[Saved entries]
*****

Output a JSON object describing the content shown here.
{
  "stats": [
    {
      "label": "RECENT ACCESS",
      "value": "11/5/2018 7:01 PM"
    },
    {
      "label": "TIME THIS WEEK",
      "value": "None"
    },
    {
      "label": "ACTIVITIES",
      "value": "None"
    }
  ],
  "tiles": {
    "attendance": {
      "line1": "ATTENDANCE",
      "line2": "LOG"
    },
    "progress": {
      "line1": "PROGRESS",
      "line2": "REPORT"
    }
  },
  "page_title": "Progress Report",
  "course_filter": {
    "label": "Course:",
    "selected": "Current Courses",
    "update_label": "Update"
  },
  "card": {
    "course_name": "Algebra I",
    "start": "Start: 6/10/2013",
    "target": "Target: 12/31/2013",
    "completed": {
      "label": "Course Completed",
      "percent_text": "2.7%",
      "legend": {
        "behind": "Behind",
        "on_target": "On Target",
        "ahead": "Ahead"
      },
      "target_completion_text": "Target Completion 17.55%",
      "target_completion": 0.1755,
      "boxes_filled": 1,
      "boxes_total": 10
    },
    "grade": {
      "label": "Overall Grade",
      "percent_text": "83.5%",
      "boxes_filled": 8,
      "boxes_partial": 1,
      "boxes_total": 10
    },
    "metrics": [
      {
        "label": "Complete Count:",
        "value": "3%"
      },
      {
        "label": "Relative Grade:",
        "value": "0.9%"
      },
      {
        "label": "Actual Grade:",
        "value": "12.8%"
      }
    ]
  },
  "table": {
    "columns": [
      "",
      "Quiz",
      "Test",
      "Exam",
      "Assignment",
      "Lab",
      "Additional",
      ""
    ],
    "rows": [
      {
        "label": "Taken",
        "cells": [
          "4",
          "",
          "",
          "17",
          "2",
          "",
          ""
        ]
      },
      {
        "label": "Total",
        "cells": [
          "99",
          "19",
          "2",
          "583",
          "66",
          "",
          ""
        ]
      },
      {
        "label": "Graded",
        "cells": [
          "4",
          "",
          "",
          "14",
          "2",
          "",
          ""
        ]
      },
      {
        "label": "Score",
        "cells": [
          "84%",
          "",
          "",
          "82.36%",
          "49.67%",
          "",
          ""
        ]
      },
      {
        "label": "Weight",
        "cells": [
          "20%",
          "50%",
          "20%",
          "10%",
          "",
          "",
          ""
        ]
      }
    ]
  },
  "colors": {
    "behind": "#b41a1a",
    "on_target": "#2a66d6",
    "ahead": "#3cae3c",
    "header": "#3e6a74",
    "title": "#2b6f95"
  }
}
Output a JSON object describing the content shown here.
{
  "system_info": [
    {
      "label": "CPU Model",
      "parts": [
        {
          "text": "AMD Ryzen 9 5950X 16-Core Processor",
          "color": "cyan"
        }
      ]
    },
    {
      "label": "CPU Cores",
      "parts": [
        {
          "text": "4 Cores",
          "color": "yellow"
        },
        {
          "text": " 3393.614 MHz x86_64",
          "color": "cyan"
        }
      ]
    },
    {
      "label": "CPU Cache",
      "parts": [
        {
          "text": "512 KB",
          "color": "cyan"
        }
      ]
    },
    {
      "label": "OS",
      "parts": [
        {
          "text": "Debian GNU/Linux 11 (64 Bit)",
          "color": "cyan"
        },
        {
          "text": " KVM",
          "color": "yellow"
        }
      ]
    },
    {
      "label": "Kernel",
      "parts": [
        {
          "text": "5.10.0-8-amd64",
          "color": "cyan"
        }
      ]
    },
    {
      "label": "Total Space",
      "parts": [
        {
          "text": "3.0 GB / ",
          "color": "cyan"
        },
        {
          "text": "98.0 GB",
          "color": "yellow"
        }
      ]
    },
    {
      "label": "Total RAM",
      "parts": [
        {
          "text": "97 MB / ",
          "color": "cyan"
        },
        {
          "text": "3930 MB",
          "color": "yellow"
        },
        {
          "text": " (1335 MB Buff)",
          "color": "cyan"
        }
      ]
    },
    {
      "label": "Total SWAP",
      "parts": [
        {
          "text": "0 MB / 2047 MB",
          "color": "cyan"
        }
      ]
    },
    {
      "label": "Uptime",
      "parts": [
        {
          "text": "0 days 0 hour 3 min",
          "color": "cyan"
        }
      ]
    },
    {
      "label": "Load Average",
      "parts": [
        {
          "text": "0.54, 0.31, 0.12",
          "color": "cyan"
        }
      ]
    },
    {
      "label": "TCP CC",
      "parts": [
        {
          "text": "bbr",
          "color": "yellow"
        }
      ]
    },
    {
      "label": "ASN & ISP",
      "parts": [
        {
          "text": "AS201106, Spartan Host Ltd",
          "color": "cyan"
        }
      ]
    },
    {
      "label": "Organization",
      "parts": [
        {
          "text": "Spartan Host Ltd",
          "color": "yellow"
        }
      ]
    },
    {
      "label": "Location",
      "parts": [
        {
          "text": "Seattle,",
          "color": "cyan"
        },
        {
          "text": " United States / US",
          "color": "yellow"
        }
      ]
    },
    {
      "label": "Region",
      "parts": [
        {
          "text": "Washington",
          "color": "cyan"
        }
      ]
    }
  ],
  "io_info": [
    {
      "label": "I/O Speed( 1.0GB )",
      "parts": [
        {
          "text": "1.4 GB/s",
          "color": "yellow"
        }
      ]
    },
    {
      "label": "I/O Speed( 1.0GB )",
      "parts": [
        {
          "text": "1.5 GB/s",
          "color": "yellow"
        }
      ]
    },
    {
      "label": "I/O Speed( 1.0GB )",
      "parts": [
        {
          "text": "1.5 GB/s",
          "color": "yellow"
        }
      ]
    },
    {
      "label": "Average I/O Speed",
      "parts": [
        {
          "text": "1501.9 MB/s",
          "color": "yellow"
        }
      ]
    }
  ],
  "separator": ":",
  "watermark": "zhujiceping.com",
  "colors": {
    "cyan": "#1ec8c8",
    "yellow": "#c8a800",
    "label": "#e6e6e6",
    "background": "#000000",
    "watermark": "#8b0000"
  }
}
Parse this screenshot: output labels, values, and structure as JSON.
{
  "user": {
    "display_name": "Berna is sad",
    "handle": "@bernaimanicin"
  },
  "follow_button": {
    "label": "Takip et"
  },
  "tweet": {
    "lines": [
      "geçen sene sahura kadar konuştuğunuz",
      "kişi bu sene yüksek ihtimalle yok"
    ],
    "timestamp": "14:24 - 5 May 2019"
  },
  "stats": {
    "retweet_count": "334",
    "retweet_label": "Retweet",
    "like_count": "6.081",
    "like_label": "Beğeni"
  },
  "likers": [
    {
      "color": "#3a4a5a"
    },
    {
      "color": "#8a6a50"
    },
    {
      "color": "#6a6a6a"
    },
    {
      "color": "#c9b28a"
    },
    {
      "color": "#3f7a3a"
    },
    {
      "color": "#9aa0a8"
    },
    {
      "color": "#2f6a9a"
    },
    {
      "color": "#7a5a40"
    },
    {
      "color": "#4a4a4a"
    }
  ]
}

*****

* GIVEN TASK
Print the records above exactly as they appear.

* ANSWER
Output a JSON object describing the content shown here.
{
  "stats": [
    {
      "label": "RECENT ACCESS",
      "value": "11/5/2018 7:01 PM"
    },
    {
      "label": "TIME THIS WEEK",
      "value": "None"
    },
    {
      "label": "ACTIVITIES",
      "value": "None"
    }
  ],
  "tiles": {
    "attendance": {
      "line1": "ATTENDANCE",
      "line2": "LOG"
    },
    "progress": {
      "line1": "PROGRESS",
      "line2": "REPORT"
    }
  },
  "page_title": "Progress Report",
  "course_filter": {
    "label": "Course:",
    "selected": "Current Courses",
    "update_label": "Update"
  },
  "card": {
    "course_name": "Algebra I",
    "start": "Start: 6/10/2013",
    "target": "Target: 12/31/2013",
    "completed": {
      "label": "Course Completed",
      "percent_text": "2.7%",
      "legend": {
        "behind": "Behind",
        "on_target": "On Target",
        "ahead": "Ahead"
      },
      "target_completion_text": "Target Completion 17.55%",
      "target_completion": 0.1755,
      "boxes_filled": 1,
      "boxes_total": 10
    },
    "grade": {
      "label": "Overall Grade",
      "percent_text": "83.5%",
      "boxes_filled": 8,
      "boxes_partial": 1,
      "boxes_total": 10
    },
    "metrics": [
      {
        "label": "Complete Count:",
        "value": "3%"
      },
      {
        "label": "Relative Grade:",
        "value": "0.9%"
      },
      {
        "label": "Actual Grade:",
        "value": "12.8%"
      }
    ]
  },
  "table": {
    "columns": [
      "",
      "Quiz",
      "Test",
      "Exam",
      "Assignment",
      "Lab",
      "Additional",
      ""
    ],
    "rows": [
      {
        "label": "Taken",
        "cells": [
          "4",
          "",
          "",
          "17",
          "2",
          "",
          ""
        ]
      },
      {
        "label": "Total",
        "cells": [
          "99",
          "19",
          "2",
          "583",
          "66",
          "",
          ""
        ]
      },
      {
        "label": "Graded",
        "cells": [
          "4",
          "",
          "",
          "14",
          "2",
          "",
          ""
        ]
      },
      {
        "label": "Score",
        "cells": [
          "84%",
          "",
          "",
          "82.36%",
          "49.67%",
          "",
          ""
        ]
      },
      {
        "label": "Weight",
        "cells": [
          "20%",
          "50%",
          "20%",
          "10%",
          "",
          "",
          ""
        ]
      }
    ]
  },
  "colors": {
    "behind": "#b41a1a",
    "on_target": "#2a66d6",
    "ahead": "#3cae3c",
    "header": "#3e6a74",
    "title": "#2b6f95"
  }
}
Output a JSON object describing the content shown here.
{
  "system_info": [
    {
      "label": "CPU Model",
      "parts": [
        {
          "text": "AMD Ryzen 9 5950X 16-Core Processor",
          "color": "cyan"
        }
      ]
    },
    {
      "label": "CPU Cores",
      "parts": [
        {
          "text": "4 Cores",
          "color": "yellow"
        },
        {
          "text": " 3393.614 MHz x86_64",
          "color": "cyan"
        }
      ]
    },
    {
      "label": "CPU Cache",
      "parts": [
        {
          "text": "512 KB",
          "color": "cyan"
        }
      ]
    },
    {
      "label": "OS",
      "parts": [
        {
          "text": "Debian GNU/Linux 11 (64 Bit)",
          "color": "cyan"
        },
        {
          "text": " KVM",
          "color": "yellow"
        }
      ]
    },
    {
      "label": "Kernel",
      "parts": [
        {
          "text": "5.10.0-8-amd64",
          "color": "cyan"
        }
      ]
    },
    {
      "label": "Total Space",
      "parts": [
        {
          "text": "3.0 GB / ",
          "color": "cyan"
        },
        {
          "text": "98.0 GB",
          "color": "yellow"
        }
      ]
    },
    {
      "label": "Total RAM",
      "parts": [
        {
          "text": "97 MB / ",
          "color": "cyan"
        },
        {
          "text": "3930 MB",
          "color": "yellow"
        },
        {
          "text": " (1335 MB Buff)",
          "color": "cyan"
        }
      ]
    },
    {
      "label": "Total SWAP",
      "parts": [
        {
          "text": "0 MB / 2047 MB",
          "color": "cyan"
        }
      ]
    },
    {
      "label": "Uptime",
      "parts": [
        {
          "text": "0 days 0 hour 3 min",
          "color": "cyan"
        }
      ]
    },
    {
      "label": "Load Average",
      "parts": [
        {
          "text": "0.54, 0.31, 0.12",
          "color": "cyan"
        }
      ]
    },
    {
      "label": "TCP CC",
      "parts": [
        {
          "text": "bbr",
          "color": "yellow"
        }
      ]
    },
    {
      "label": "ASN & ISP",
      "parts": [
        {
          "text": "AS201106, Spartan Host Ltd",
          "color": "cyan"
        }
      ]
    },
    {
      "label": "Organization",
      "parts": [
        {
          "text": "Spartan Host Ltd",
          "color": "yellow"
        }
      ]
    },
    {
      "label": "Location",
      "parts": [
        {
          "text": "Seattle,",
          "color": "cyan"
        },
        {
          "text": " United States / US",
          "color": "yellow"
        }
      ]
    },
    {
      "label": "Region",
      "parts": [
        {
          "text": "Washington",
          "color": "cyan"
        }
      ]
    }
  ],
  "io_info": [
    {
      "label": "I/O Speed( 1.0GB )",
      "parts": [
        {
          "text": "1.4 GB/s",
          "color": "yellow"
        }
      ]
    },
    {
      "label": "I/O Speed( 1.0GB )",
      "parts": [
        {
          "text": "1.5 GB/s",
          "color": "yellow"
        }
      ]
    },
    {
      "label": "I/O Speed( 1.0GB )",
      "parts": [
        {
          "text": "1.5 GB/s",
          "color": "yellow"
        }
      ]
    },
    {
      "label": "Average I/O Speed",
      "parts": [
        {
          "text": "1501.9 MB/s",
          "color": "yellow"
        }
      ]
    }
  ],
  "separator": ":",
  "watermark": "zhujiceping.com",
  "colors": {
    "cyan": "#1ec8c8",
    "yellow": "#c8a800",
    "label": "#e6e6e6",
    "background": "#000000",
    "watermark": "#8b0000"
  }
}
Parse this screenshot: output labels, values, and structure as JSON.
{
  "user": {
    "display_name": "Berna is sad",
    "handle": "@bernaimanicin"
  },
  "follow_button": {
    "label": "Takip et"
  },
  "tweet": {
    "lines": [
      "geçen sene sahura kadar konuştuğunuz",
      "kişi bu sene yüksek ihtimalle yok"
    ],
    "timestamp": "14:24 - 5 May 2019"
  },
  "stats": {
    "retweet_count": "334",
    "retweet_label": "Retweet",
    "like_count": "6.081",
    "like_label": "Beğeni"
  },
  "likers": [
    {
      "color": "#3a4a5a"
    },
    {
      "color": "#8a6a50"
    },
    {
      "color": "#6a6a6a"
    },
    {
      "color": "#c9b28a"
    },
    {
      "color": "#3f7a3a"
    },
    {
      "color": "#9aa0a8"
    },
    {
      "color": "#2f6a9a"
    },
    {
      "color": "#7a5a40"
    },
    {
      "color": "#4a4a4a"
    }
  ]
}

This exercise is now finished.